> **What you will do**
The entries that follow should be written out exactly.
BEGIN Items
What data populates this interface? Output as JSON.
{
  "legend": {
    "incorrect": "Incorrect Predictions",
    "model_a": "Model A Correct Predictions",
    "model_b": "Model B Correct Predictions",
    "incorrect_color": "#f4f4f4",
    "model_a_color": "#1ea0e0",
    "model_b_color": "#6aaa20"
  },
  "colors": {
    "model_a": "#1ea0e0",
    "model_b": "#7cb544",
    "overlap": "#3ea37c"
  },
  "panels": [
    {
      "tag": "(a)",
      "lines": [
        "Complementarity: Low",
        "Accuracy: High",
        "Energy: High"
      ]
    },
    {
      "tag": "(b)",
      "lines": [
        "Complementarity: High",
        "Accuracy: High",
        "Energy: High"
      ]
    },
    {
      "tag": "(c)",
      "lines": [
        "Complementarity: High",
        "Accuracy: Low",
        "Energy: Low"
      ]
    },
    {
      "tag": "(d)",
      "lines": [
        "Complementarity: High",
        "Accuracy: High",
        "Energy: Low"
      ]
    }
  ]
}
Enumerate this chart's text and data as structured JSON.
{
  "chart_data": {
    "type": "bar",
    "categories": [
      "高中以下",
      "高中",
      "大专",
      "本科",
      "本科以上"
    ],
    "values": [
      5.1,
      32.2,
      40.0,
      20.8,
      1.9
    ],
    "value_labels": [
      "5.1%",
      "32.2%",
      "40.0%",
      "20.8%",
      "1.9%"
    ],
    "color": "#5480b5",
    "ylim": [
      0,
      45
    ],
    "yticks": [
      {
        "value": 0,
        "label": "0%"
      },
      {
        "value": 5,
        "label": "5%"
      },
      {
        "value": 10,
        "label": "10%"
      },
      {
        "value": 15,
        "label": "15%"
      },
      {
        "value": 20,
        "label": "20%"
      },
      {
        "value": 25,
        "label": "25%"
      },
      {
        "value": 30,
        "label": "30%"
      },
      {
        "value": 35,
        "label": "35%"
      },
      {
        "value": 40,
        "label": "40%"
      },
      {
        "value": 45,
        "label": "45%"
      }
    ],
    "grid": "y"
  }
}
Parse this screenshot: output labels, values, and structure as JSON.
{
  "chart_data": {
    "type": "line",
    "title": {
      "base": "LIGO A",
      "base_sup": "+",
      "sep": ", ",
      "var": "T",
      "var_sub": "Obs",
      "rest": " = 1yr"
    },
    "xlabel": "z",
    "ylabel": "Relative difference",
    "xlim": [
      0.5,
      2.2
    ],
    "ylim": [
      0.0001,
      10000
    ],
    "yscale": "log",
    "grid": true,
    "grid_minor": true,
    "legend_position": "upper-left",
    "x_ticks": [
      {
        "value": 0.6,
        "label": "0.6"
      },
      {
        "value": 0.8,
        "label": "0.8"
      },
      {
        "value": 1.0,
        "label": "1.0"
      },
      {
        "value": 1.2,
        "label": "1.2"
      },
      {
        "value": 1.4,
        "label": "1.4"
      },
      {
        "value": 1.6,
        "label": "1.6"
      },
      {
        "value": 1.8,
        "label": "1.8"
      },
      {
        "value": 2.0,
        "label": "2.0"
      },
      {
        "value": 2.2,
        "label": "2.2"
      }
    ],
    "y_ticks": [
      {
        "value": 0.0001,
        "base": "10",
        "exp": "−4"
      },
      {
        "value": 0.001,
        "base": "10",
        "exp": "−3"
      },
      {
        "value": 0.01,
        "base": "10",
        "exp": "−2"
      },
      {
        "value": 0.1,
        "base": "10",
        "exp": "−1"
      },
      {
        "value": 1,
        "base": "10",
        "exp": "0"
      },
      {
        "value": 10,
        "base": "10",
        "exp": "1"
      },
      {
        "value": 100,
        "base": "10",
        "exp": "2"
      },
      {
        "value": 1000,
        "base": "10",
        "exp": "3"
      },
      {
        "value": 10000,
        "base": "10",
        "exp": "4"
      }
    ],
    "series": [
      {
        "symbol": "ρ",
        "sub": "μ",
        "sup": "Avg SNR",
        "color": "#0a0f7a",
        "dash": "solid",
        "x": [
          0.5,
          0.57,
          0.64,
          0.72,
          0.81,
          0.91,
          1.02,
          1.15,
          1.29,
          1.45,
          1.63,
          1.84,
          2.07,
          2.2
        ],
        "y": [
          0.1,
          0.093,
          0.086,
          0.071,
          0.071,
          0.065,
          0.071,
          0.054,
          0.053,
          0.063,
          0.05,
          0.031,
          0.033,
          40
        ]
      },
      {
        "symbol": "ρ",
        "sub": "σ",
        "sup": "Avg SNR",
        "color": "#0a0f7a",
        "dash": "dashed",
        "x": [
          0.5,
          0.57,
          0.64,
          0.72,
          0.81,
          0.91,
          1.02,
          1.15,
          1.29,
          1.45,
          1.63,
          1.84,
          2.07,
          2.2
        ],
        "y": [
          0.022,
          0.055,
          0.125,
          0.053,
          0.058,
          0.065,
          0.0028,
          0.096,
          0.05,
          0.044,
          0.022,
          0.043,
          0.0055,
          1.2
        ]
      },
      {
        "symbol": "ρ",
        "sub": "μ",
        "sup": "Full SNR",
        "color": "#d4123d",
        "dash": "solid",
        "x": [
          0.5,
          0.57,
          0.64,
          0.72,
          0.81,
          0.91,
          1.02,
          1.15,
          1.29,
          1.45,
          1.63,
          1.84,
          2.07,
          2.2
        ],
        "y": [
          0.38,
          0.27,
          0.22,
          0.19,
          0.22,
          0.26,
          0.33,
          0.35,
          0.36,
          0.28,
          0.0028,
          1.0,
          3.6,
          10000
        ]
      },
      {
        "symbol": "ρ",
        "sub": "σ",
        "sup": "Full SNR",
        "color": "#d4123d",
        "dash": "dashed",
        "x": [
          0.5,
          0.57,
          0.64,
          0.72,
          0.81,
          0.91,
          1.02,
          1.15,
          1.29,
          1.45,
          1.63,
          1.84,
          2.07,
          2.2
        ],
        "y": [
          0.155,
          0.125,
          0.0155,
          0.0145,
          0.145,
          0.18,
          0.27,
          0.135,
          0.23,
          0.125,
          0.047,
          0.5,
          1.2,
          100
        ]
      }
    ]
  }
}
END Items
> **Response to the exercise**
What data populates this interface? Output as JSON.
{
  "legend": {
    "incorrect": "Incorrect Predictions",
    "model_a": "Model A Correct Predictions",
    "model_b": "Model B Correct Predictions",
    "incorrect_color": "#f4f4f4",
    "model_a_color": "#1ea0e0",
    "model_b_color": "#6aaa20"
  },
  "colors": {
    "model_a": "#1ea0e0",
    "model_b": "#7cb544",
    "overlap": "#3ea37c"
  },
  "panels": [
    {
      "tag": "(a)",
      "lines": [
        "Complementarity: Low",
        "Accuracy: High",
        "Energy: High"
      ]
    },
    {
      "tag": "(b)",
      "lines": [
        "Complementarity: High",
        "Accuracy: High",
        "Energy: High"
      ]
    },
    {
      "tag": "(c)",
      "lines": [
        "Complementarity: High",
        "Accuracy: Low",
        "Energy: Low"
      ]
    },
    {
      "tag": "(d)",
      "lines": [
        "Complementarity: High",
        "Accuracy: High",
        "Energy: Low"
      ]
    }
  ]
}
Enumerate this chart's text and data as structured JSON.
{
  "chart_data": {
    "type": "bar",
    "categories": [
      "高中以下",
      "高中",
      "大专",
      "本科",
      "本科以上"
    ],
    "values": [
      5.1,
      32.2,
      40.0,
      20.8,
      1.9
    ],
    "value_labels": [
      "5.1%",
      "32.2%",
      "40.0%",
      "20.8%",
      "1.9%"
    ],
    "color": "#5480b5",
    "ylim": [
      0,
      45
    ],
    "yticks": [
      {
        "value": 0,
        "label": "0%"
      },
      {
        "value": 5,
        "label": "5%"
      },
      {
        "value": 10,
        "label": "10%"
      },
      {
        "value": 15,
        "label": "15%"
      },
      {
        "value": 20,
        "label": "20%"
      },
      {
        "value": 25,
        "label": "25%"
      },
      {
        "value": 30,
        "label": "30%"
      },
      {
        "value": 35,
        "label": "35%"
      },
      {
        "value": 40,
        "label": "40%"
      },
      {
        "value": 45,
        "label": "45%"
      }
    ],
    "grid": "y"
  }
}
Parse this screenshot: output labels, values, and structure as JSON.
{
  "chart_data": {
    "type": "line",
    "title": {
      "base": "LIGO A",
      "base_sup": "+",
      "sep": ", ",
      "var": "T",
      "var_sub": "Obs",
      "rest": " = 1yr"
    },
    "xlabel": "z",
    "ylabel": "Relative difference",
    "xlim": [
      0.5,
      2.2
    ],
    "ylim": [
      0.0001,
      10000
    ],
    "yscale": "log",
    "grid": true,
    "grid_minor": true,
    "legend_position": "upper-left",
    "x_ticks": [
      {
        "value": 0.6,
        "label": "0.6"
      },
      {
        "value": 0.8,
        "label": "0.8"
      },
      {
        "value": 1.0,
        "label": "1.0"
      },
      {
        "value": 1.2,
        "label": "1.2"
      },
      {
        "value": 1.4,
        "label": "1.4"
      },
      {
        "value": 1.6,
        "label": "1.6"
      },
      {
        "value": 1.8,
        "label": "1.8"
      },
      {
        "value": 2.0,
        "label": "2.0"
      },
      {
        "value": 2.2,
        "label": "2.2"
      }
    ],
    "y_ticks": [
      {
        "value": 0.0001,
        "base": "10",
        "exp": "−4"
      },
      {
        "value": 0.001,
        "base": "10",
        "exp": "−3"
      },
      {
        "value": 0.01,
        "base": "10",
        "exp": "−2"
      },
      {
        "value": 0.1,
        "base": "10",
        "exp": "−1"
      },
      {
        "value": 1,
        "base": "10",
        "exp": "0"
      },
      {
        "value": 10,
        "base": "10",
        "exp": "1"
      },
      {
        "value": 100,
        "base": "10",
        "exp": "2"
      },
      {
        "value": 1000,
        "base": "10",
        "exp": "3"
      },
      {
        "value": 10000,
        "base": "10",
        "exp": "4"
      }
    ],
    "series": [
      {
        "symbol": "ρ",
        "sub": "μ",
        "sup": "Avg SNR",
        "color": "#0a0f7a",
        "dash": "solid",
        "x": [
          0.5,
          0.57,
          0.64,
          0.72,
          0.81,
          0.91,
          1.02,
          1.15,
          1.29,
          1.45,
          1.63,
          1.84,
          2.07,
          2.2
        ],
        "y": [
          0.1,
          0.093,
          0.086,
          0.071,
          0.071,
          0.065,
          0.071,
          0.054,
          0.053,
          0.063,
          0.05,
          0.031,
          0.033,
          40
        ]
      },
      {
        "symbol": "ρ",
        "sub": "σ",
        "sup": "Avg SNR",
        "color": "#0a0f7a",
        "dash": "dashed",
        "x": [
          0.5,
          0.57,
          0.64,
          0.72,
          0.81,
          0.91,
          1.02,
          1.15,
          1.29,
          1.45,
          1.63,
          1.84,
          2.07,
          2.2
        ],
        "y": [
          0.022,
          0.055,
          0.125,
          0.053,
          0.058,
          0.065,
          0.0028,
          0.096,
          0.05,
          0.044,
          0.022,
          0.043,
          0.0055,
          1.2
        ]
      },
      {
        "symbol": "ρ",
        "sub": "μ",
        "sup": "Full SNR",
        "color": "#d4123d",
        "dash": "solid",
        "x": [
          0.5,
          0.57,
          0.64,
          0.72,
          0.81,
          0.91,
          1.02,
          1.15,
          1.29,
          1.45,
          1.63,
          1.84,
          2.07,
          2.2
        ],
        "y": [
          0.38,
          0.27,
          0.22,
          0.19,
          0.22,
          0.26,
          0.33,
          0.35,
          0.36,
          0.28,
          0.0028,
          1.0,
          3.6,
          10000
        ]
      },
      {
        "symbol": "ρ",
        "sub": "σ",
        "sup": "Full SNR",
        "color": "#d4123d",
        "dash": "dashed",
        "x": [
          0.5,
          0.57,
          0.64,
          0.72,
          0.81,
          0.91,
          1.02,
          1.15,
          1.29,
          1.45,
          1.63,
          1.84,
          2.07,
          2.2
        ],
        "y": [
          0.155,
          0.125,
          0.0155,
          0.0145,
          0.145,
          0.18,
          0.27,
          0.135,
          0.23,
          0.125,
          0.047,
          0.5,
          1.2,
          100
        ]
      }
    ]
  }
}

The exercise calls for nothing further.